[Saved entries]
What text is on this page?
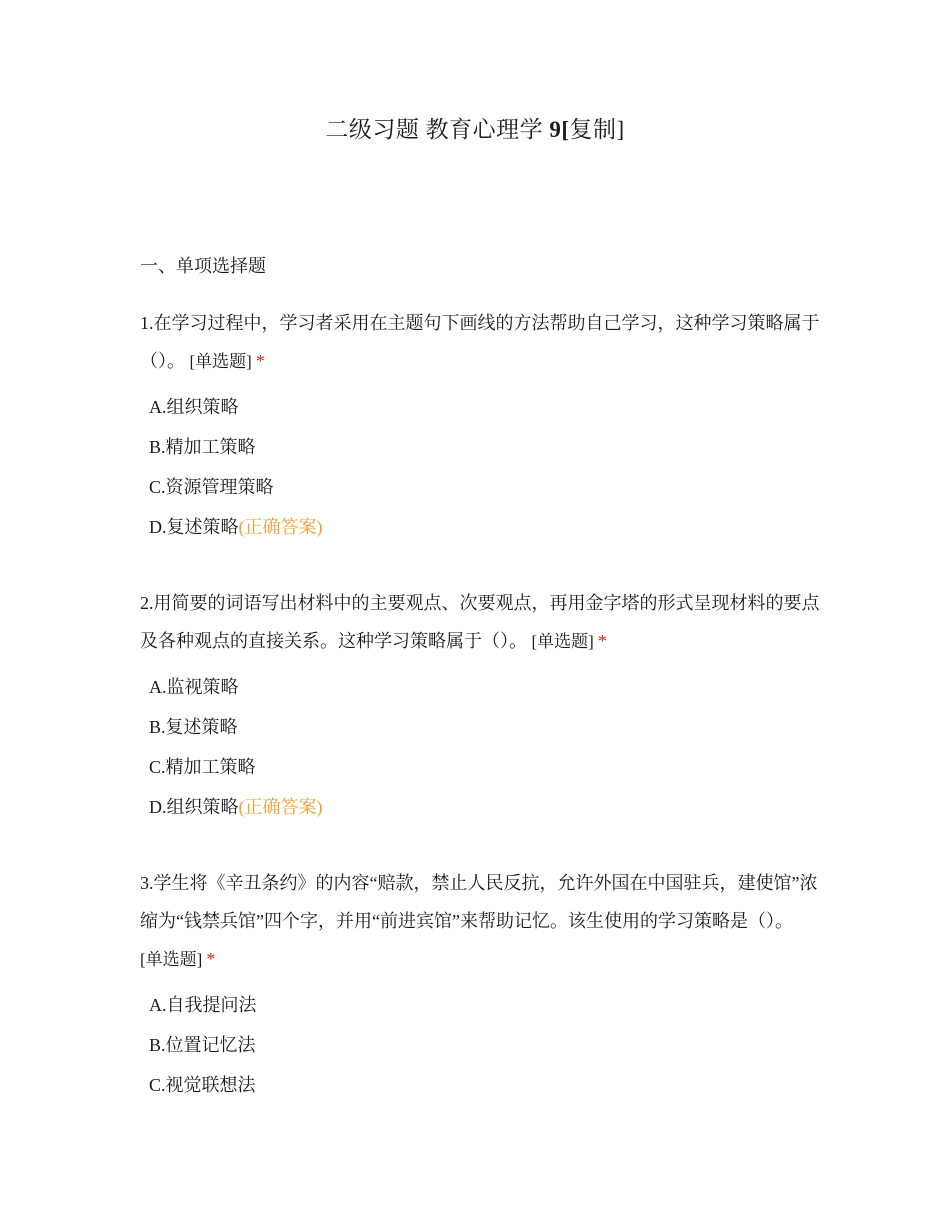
二级习题 教育心理学 9[复制]
一、单项选择题

1.在学习过程中，学习者采用在主题句下画线的方法帮助自己学习，这种学习策略属于（）。 [单选题] *

A.组织策略
B.精加工策略
C.资源管理策略
D.复述策略(正确答案)

2.用简要的词语写出材料中的主要观点、次要观点，再用金字塔的形式呈现材料的要点及各种观点的直接关系。这种学习策略属于（）。 [单选题] *

A.监视策略
B.复述策略
C.精加工策略
D.组织策略(正确答案)

3.学生将《辛丑条约》的内容“赔款，禁止人民反抗，允许外国在中国驻兵，建使馆”浓缩为“钱禁兵馆”四个字，并用“前进宾馆”来帮助记忆。该生使用的学习策略是（）。 [单选题] *

A.自我提问法
B.位置记忆法
C.视觉联想法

EXERCISE PROMPT: Reproduce the entries above exactly. Do not include the images.

OUTPUT BELOW:
What text is on this page?
二级习题 教育心理学 9[复制]
一、单项选择题

1.在学习过程中，学习者采用在主题句下画线的方法帮助自己学习，这种学习策略属于（）。 [单选题] *

A.组织策略
B.精加工策略
C.资源管理策略
D.复述策略(正确答案)

2.用简要的词语写出材料中的主要观点、次要观点，再用金字塔的形式呈现材料的要点及各种观点的直接关系。这种学习策略属于（）。 [单选题] *

A.监视策略
B.复述策略
C.精加工策略
D.组织策略(正确答案)

3.学生将《辛丑条约》的内容“赔款，禁止人民反抗，允许外国在中国驻兵，建使馆”浓缩为“钱禁兵馆”四个字，并用“前进宾馆”来帮助记忆。该生使用的学习策略是（）。 [单选题] *

A.自我提问法
B.位置记忆法
C.视觉联想法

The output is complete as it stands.